### Short task
Each line below is to be written out in full, exactly as shown.

Saved data entries
##############################

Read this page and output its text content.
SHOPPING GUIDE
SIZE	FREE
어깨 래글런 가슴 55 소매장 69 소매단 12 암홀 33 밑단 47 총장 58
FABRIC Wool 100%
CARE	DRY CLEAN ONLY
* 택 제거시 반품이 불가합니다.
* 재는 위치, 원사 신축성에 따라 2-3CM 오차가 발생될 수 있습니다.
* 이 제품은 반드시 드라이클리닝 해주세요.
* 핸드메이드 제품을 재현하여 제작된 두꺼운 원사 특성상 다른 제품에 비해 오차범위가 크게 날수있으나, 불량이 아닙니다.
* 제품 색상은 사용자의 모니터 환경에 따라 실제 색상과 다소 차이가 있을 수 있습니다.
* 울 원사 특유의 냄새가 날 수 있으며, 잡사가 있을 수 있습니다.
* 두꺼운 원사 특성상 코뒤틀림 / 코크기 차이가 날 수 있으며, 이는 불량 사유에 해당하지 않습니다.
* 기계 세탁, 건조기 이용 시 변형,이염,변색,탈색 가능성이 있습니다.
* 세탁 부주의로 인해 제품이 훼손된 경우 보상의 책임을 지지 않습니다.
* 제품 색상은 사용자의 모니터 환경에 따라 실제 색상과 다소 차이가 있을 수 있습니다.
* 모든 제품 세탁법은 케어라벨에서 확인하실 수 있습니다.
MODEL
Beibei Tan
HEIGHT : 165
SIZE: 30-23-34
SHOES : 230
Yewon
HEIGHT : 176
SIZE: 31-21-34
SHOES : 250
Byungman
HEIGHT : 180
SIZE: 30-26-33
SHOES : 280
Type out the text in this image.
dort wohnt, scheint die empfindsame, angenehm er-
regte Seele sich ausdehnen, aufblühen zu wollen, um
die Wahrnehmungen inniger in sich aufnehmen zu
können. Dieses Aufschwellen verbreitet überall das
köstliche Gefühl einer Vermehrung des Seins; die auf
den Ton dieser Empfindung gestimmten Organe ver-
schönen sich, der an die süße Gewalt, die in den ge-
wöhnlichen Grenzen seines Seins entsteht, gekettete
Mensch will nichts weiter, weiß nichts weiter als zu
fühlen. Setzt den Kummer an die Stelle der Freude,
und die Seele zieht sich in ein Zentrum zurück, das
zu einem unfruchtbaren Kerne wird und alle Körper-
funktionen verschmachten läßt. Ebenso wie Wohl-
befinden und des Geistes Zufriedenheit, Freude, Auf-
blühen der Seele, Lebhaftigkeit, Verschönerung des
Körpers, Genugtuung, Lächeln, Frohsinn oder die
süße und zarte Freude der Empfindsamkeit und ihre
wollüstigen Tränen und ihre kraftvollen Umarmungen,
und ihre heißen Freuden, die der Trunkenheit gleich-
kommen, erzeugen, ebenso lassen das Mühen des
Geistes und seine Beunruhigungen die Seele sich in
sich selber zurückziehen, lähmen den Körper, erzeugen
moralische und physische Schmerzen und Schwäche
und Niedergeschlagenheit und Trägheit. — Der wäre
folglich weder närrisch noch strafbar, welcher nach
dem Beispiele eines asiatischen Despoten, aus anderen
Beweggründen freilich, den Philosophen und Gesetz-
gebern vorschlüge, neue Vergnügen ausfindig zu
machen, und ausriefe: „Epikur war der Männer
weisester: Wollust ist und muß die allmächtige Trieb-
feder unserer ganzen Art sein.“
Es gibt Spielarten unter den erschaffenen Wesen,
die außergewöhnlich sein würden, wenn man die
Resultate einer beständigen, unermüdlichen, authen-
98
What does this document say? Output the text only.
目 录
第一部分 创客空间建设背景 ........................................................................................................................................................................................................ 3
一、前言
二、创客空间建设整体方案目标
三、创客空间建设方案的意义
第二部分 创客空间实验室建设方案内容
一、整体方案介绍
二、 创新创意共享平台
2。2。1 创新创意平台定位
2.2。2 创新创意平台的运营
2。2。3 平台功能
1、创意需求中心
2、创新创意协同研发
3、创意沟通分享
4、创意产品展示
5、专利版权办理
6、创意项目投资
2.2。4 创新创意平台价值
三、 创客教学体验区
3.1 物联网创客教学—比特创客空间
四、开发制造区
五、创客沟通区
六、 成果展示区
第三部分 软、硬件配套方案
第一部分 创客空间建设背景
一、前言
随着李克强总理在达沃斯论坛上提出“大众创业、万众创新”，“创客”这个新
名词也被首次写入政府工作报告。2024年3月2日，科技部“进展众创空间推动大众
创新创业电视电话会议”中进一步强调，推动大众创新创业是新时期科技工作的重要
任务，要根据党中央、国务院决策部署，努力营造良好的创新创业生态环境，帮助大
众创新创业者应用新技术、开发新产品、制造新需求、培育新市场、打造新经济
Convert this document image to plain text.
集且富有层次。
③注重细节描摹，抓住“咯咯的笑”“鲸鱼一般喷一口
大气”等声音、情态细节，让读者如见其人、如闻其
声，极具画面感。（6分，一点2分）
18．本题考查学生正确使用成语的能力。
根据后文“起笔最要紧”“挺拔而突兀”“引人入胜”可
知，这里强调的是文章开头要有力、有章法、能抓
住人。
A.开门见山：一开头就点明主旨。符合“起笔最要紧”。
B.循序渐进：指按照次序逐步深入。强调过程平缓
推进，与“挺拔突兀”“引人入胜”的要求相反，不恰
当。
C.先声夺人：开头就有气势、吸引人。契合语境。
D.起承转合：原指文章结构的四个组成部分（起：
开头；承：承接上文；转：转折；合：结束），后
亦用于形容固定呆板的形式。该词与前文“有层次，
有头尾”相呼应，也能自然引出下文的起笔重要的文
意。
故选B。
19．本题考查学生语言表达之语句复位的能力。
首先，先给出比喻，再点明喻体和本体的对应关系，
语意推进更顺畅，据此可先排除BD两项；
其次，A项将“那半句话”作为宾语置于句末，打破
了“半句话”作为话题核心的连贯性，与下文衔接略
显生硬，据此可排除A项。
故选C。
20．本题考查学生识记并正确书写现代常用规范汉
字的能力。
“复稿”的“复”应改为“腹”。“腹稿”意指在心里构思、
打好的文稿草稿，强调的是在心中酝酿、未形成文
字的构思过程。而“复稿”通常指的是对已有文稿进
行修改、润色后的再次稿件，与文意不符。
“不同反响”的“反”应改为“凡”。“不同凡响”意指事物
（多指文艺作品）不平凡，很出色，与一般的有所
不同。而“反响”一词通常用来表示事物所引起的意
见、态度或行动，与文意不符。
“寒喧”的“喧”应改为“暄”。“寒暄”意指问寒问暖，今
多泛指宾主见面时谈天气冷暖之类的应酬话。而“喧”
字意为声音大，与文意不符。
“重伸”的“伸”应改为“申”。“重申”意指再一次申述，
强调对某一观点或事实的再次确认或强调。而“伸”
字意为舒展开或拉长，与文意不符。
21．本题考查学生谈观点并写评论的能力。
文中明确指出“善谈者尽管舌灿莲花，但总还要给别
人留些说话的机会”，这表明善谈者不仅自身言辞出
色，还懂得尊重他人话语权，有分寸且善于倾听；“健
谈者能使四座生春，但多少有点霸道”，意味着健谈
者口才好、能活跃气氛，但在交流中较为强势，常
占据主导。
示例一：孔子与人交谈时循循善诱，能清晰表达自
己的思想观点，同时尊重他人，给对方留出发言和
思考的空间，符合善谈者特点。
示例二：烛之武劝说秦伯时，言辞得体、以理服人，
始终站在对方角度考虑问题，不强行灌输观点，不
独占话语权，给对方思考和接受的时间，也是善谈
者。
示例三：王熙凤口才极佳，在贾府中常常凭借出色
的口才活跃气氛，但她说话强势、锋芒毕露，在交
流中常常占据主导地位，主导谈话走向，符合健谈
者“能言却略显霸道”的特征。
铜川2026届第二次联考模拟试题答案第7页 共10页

##############################

### Completed task
Read this page and output its text content.
SHOPPING GUIDE
SIZE	FREE
어깨 래글런 가슴 55 소매장 69 소매단 12 암홀 33 밑단 47 총장 58
FABRIC Wool 100%
CARE	DRY CLEAN ONLY
* 택 제거시 반품이 불가합니다.
* 재는 위치, 원사 신축성에 따라 2-3CM 오차가 발생될 수 있습니다.
* 이 제품은 반드시 드라이클리닝 해주세요.
* 핸드메이드 제품을 재현하여 제작된 두꺼운 원사 특성상 다른 제품에 비해 오차범위가 크게 날수있으나, 불량이 아닙니다.
* 제품 색상은 사용자의 모니터 환경에 따라 실제 색상과 다소 차이가 있을 수 있습니다.
* 울 원사 특유의 냄새가 날 수 있으며, 잡사가 있을 수 있습니다.
* 두꺼운 원사 특성상 코뒤틀림 / 코크기 차이가 날 수 있으며, 이는 불량 사유에 해당하지 않습니다.
* 기계 세탁, 건조기 이용 시 변형,이염,변색,탈색 가능성이 있습니다.
* 세탁 부주의로 인해 제품이 훼손된 경우 보상의 책임을 지지 않습니다.
* 제품 색상은 사용자의 모니터 환경에 따라 실제 색상과 다소 차이가 있을 수 있습니다.
* 모든 제품 세탁법은 케어라벨에서 확인하실 수 있습니다.
MODEL
Beibei Tan
HEIGHT : 165
SIZE: 30-23-34
SHOES : 230
Yewon
HEIGHT : 176
SIZE: 31-21-34
SHOES : 250
Byungman
HEIGHT : 180
SIZE: 30-26-33
SHOES : 280
Type out the text in this image.
dort wohnt, scheint die empfindsame, angenehm er-
regte Seele sich ausdehnen, aufblühen zu wollen, um
die Wahrnehmungen inniger in sich aufnehmen zu
können. Dieses Aufschwellen verbreitet überall das
köstliche Gefühl einer Vermehrung des Seins; die auf
den Ton dieser Empfindung gestimmten Organe ver-
schönen sich, der an die süße Gewalt, die in den ge-
wöhnlichen Grenzen seines Seins entsteht, gekettete
Mensch will nichts weiter, weiß nichts weiter als zu
fühlen. Setzt den Kummer an die Stelle der Freude,
und die Seele zieht sich in ein Zentrum zurück, das
zu einem unfruchtbaren Kerne wird und alle Körper-
funktionen verschmachten läßt. Ebenso wie Wohl-
befinden und des Geistes Zufriedenheit, Freude, Auf-
blühen der Seele, Lebhaftigkeit, Verschönerung des
Körpers, Genugtuung, Lächeln, Frohsinn oder die
süße und zarte Freude der Empfindsamkeit und ihre
wollüstigen Tränen und ihre kraftvollen Umarmungen,
und ihre heißen Freuden, die der Trunkenheit gleich-
kommen, erzeugen, ebenso lassen das Mühen des
Geistes und seine Beunruhigungen die Seele sich in
sich selber zurückziehen, lähmen den Körper, erzeugen
moralische und physische Schmerzen und Schwäche
und Niedergeschlagenheit und Trägheit. — Der wäre
folglich weder närrisch noch strafbar, welcher nach
dem Beispiele eines asiatischen Despoten, aus anderen
Beweggründen freilich, den Philosophen und Gesetz-
gebern vorschlüge, neue Vergnügen ausfindig zu
machen, und ausriefe: „Epikur war der Männer
weisester: Wollust ist und muß die allmächtige Trieb-
feder unserer ganzen Art sein.“
Es gibt Spielarten unter den erschaffenen Wesen,
die außergewöhnlich sein würden, wenn man die
Resultate einer beständigen, unermüdlichen, authen-
98
What does this document say? Output the text only.
目 录
第一部分 创客空间建设背景 ........................................................................................................................................................................................................ 3
一、前言
二、创客空间建设整体方案目标
三、创客空间建设方案的意义
第二部分 创客空间实验室建设方案内容
一、整体方案介绍
二、 创新创意共享平台
2。2。1 创新创意平台定位
2.2。2 创新创意平台的运营
2。2。3 平台功能
1、创意需求中心
2、创新创意协同研发
3、创意沟通分享
4、创意产品展示
5、专利版权办理
6、创意项目投资
2.2。4 创新创意平台价值
三、 创客教学体验区
3.1 物联网创客教学—比特创客空间
四、开发制造区
五、创客沟通区
六、 成果展示区
第三部分 软、硬件配套方案
第一部分 创客空间建设背景
一、前言
随着李克强总理在达沃斯论坛上提出“大众创业、万众创新”，“创客”这个新
名词也被首次写入政府工作报告。2024年3月2日，科技部“进展众创空间推动大众
创新创业电视电话会议”中进一步强调，推动大众创新创业是新时期科技工作的重要
任务，要根据党中央、国务院决策部署，努力营造良好的创新创业生态环境，帮助大
众创新创业者应用新技术、开发新产品、制造新需求、培育新市场、打造新经济
Convert this document image to plain text.
集且富有层次。
③注重细节描摹，抓住“咯咯的笑”“鲸鱼一般喷一口
大气”等声音、情态细节，让读者如见其人、如闻其
声，极具画面感。（6分，一点2分）
18．本题考查学生正确使用成语的能力。
根据后文“起笔最要紧”“挺拔而突兀”“引人入胜”可
知，这里强调的是文章开头要有力、有章法、能抓
住人。
A.开门见山：一开头就点明主旨。符合“起笔最要紧”。
B.循序渐进：指按照次序逐步深入。强调过程平缓
推进，与“挺拔突兀”“引人入胜”的要求相反，不恰
当。
C.先声夺人：开头就有气势、吸引人。契合语境。
D.起承转合：原指文章结构的四个组成部分（起：
开头；承：承接上文；转：转折；合：结束），后
亦用于形容固定呆板的形式。该词与前文“有层次，
有头尾”相呼应，也能自然引出下文的起笔重要的文
意。
故选B。
19．本题考查学生语言表达之语句复位的能力。
首先，先给出比喻，再点明喻体和本体的对应关系，
语意推进更顺畅，据此可先排除BD两项；
其次，A项将“那半句话”作为宾语置于句末，打破
了“半句话”作为话题核心的连贯性，与下文衔接略
显生硬，据此可排除A项。
故选C。
20．本题考查学生识记并正确书写现代常用规范汉
字的能力。
“复稿”的“复”应改为“腹”。“腹稿”意指在心里构思、
打好的文稿草稿，强调的是在心中酝酿、未形成文
字的构思过程。而“复稿”通常指的是对已有文稿进
行修改、润色后的再次稿件，与文意不符。
“不同反响”的“反”应改为“凡”。“不同凡响”意指事物
（多指文艺作品）不平凡，很出色，与一般的有所
不同。而“反响”一词通常用来表示事物所引起的意
见、态度或行动，与文意不符。
“寒喧”的“喧”应改为“暄”。“寒暄”意指问寒问暖，今
多泛指宾主见面时谈天气冷暖之类的应酬话。而“喧”
字意为声音大，与文意不符。
“重伸”的“伸”应改为“申”。“重申”意指再一次申述，
强调对某一观点或事实的再次确认或强调。而“伸”
字意为舒展开或拉长，与文意不符。
21．本题考查学生谈观点并写评论的能力。
文中明确指出“善谈者尽管舌灿莲花，但总还要给别
人留些说话的机会”，这表明善谈者不仅自身言辞出
色，还懂得尊重他人话语权，有分寸且善于倾听；“健
谈者能使四座生春，但多少有点霸道”，意味着健谈
者口才好、能活跃气氛，但在交流中较为强势，常
占据主导。
示例一：孔子与人交谈时循循善诱，能清晰表达自
己的思想观点，同时尊重他人，给对方留出发言和
思考的空间，符合善谈者特点。
示例二：烛之武劝说秦伯时，言辞得体、以理服人，
始终站在对方角度考虑问题，不强行灌输观点，不
独占话语权，给对方思考和接受的时间，也是善谈
者。
示例三：王熙凤口才极佳，在贾府中常常凭借出色
的口才活跃气氛，但她说话强势、锋芒毕露，在交
流中常常占据主导地位，主导谈话走向，符合健谈
者“能言却略显霸道”的特征。
铜川2026届第二次联考模拟试题答案第7页 共10页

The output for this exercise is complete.